**EXERCISE DESCRIPTION**
From the records below, pull each line that has "signatories".

**SUPPLIED DATA**

****************************************

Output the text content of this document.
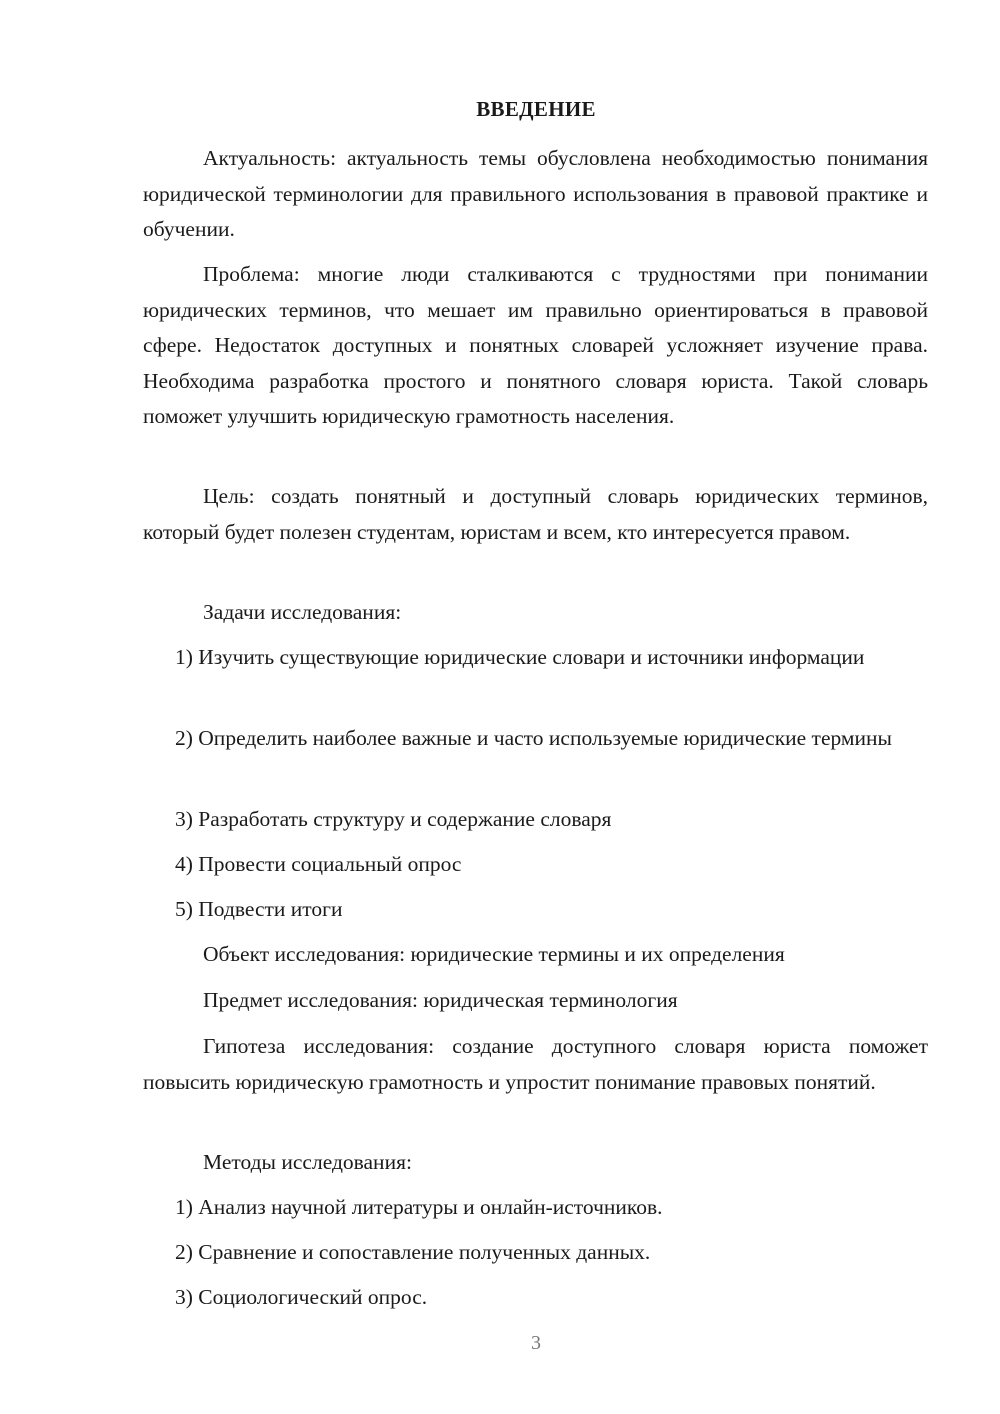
ВВЕДЕНИЕ

Актуальность: актуальность темы обусловлена необходимостью понимания юридической терминологии для правильного использования в правовой практике и обучении.

Проблема: многие люди сталкиваются с трудностями при понимании юридических терминов, что мешает им правильно ориентироваться в правовой сфере. Недостаток доступных и понятных словарей усложняет изучение права. Необходима разработка простого и понятного словаря юриста. Такой словарь поможет улучшить юридическую грамотность населения.

Цель: создать понятный и доступный словарь юридических терминов, который будет полезен студентам, юристам и всем, кто интересуется правом.

Задачи исследования:

1) Изучить существующие юридические словари и источники информации

2) Определить наиболее важные и часто используемые юридические термины

3) Разработать структуру и содержание словаря

4) Провести социальный опрос

5) Подвести итоги

Объект исследования: юридические термины и их определения

Предмет исследования: юридическая терминология

Гипотеза исследования: создание доступного словаря юриста поможет повысить юридическую грамотность и упростит понимание правовых понятий.

Методы исследования:

1) Анализ научной литературы и онлайн-источников.

2) Сравнение и сопоставление полученных данных.

3) Социологический опрос.

3
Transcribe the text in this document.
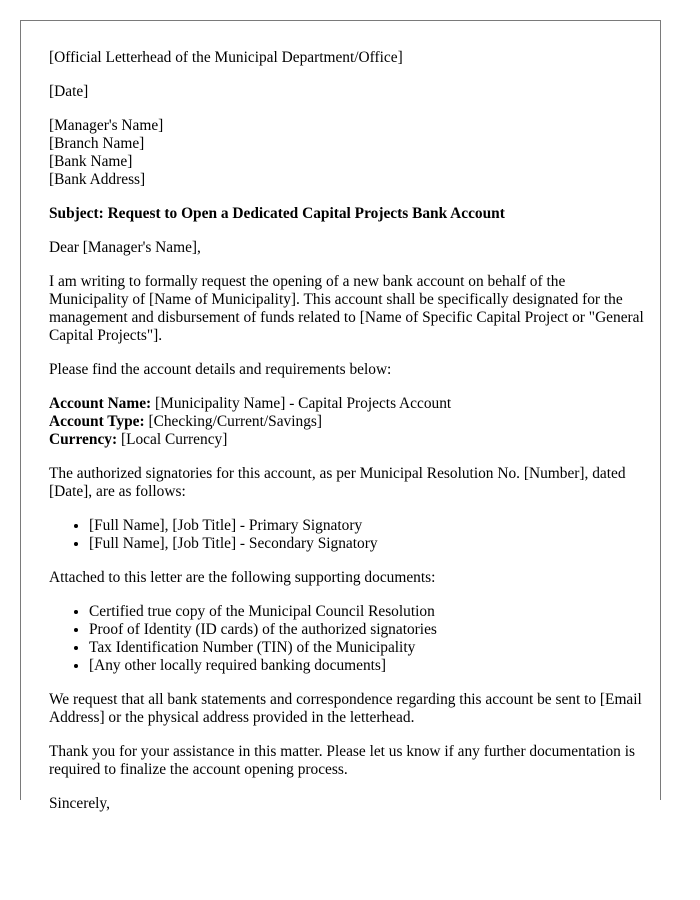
[Official Letterhead of the Municipal Department/Office]

[Date]

[Manager's Name]
[Branch Name]
[Bank Name]
[Bank Address]

Subject: Request to Open a Dedicated Capital Projects Bank Account

Dear [Manager's Name],

I am writing to formally request the opening of a new bank account on behalf of the Municipality of [Name of Municipality]. This account shall be specifically designated for the management and disbursement of funds related to [Name of Specific Capital Project or "General Capital Projects"].

Please find the account details and requirements below:

Account Name: [Municipality Name] - Capital Projects Account
Account Type: [Checking/Current/Savings]
Currency: [Local Currency]

The authorized signatories for this account, as per Municipal Resolution No. [Number], dated [Date], are as follows:

• [Full Name], [Job Title] - Primary Signatory
• [Full Name], [Job Title] - Secondary Signatory

Attached to this letter are the following supporting documents:

• Certified true copy of the Municipal Council Resolution
• Proof of Identity (ID cards) of the authorized signatories
• Tax Identification Number (TIN) of the Municipality
• [Any other locally required banking documents]

We request that all bank statements and correspondence regarding this account be sent to [Email Address] or the physical address provided in the letterhead.

Thank you for your assistance in this matter. Please let us know if any further documentation is required to finalize the account opening process.

Sincerely,
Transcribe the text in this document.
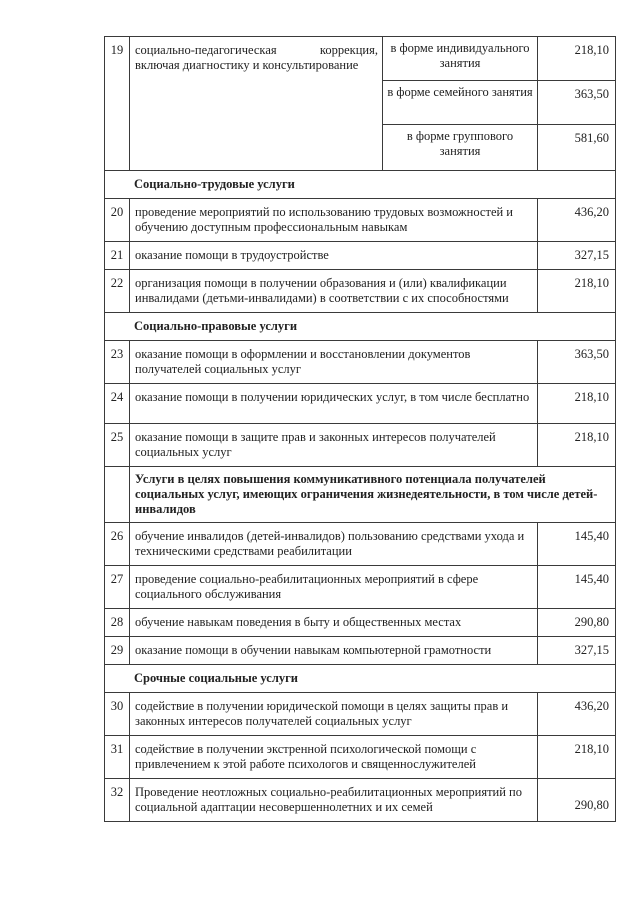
19	социально-педагогическая коррекция, включая диагностику и консультирование	в форме индивидуального занятия	218,10
		в форме семейного занятия	363,50
		в форме группового занятия	581,60
Социально-трудовые услуги			
20	проведение мероприятий по использованию трудовых возможностей и обучению доступным профессиональным навыкам		436,20
21	оказание помощи в трудоустройстве		327,15
22	организация помощи в получении образования и (или) квалификации инвалидами (детьми-инвалидами) в соответствии с их способностями		218,10
Социально-правовые услуги			
23	оказание помощи в оформлении и восстановлении документов получателей социальных услуг		363,50
24	оказание помощи в получении юридических услуг, в том числе бесплатно		218,10
25	оказание помощи в защите прав и законных интересов получателей социальных услуг		218,10
	Услуги в целях повышения коммуникативного потенциала получателей социальных услуг, имеющих ограничения жизнедеятельности, в том числе детей-инвалидов		
26	обучение инвалидов (детей-инвалидов) пользованию средствами ухода и техническими средствами реабилитации		145,40
27	проведение социально-реабилитационных мероприятий в сфере социального обслуживания		145,40
28	обучение навыкам поведения в быту и общественных местах		290,80
29	оказание помощи в обучении навыкам компьютерной грамотности		327,15
Срочные социальные услуги			
30	содействие в получении юридической помощи в целях защиты прав и законных интересов получателей социальных услуг		436,20
31	содействие в получении экстренной психологической помощи с привлечением к этой работе психологов и священнослужителей		218,10
32	Проведение неотложных социально-реабилитационных мероприятий по социальной адаптации несовершеннолетних и их семей		290,80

****************************************

**RIGHT ANSWER**
The authorized signatories for this account, as per Municipal Resolution No. [Number], dated [Date], are as follows:
• Proof of Identity (ID cards) of the authorized signatories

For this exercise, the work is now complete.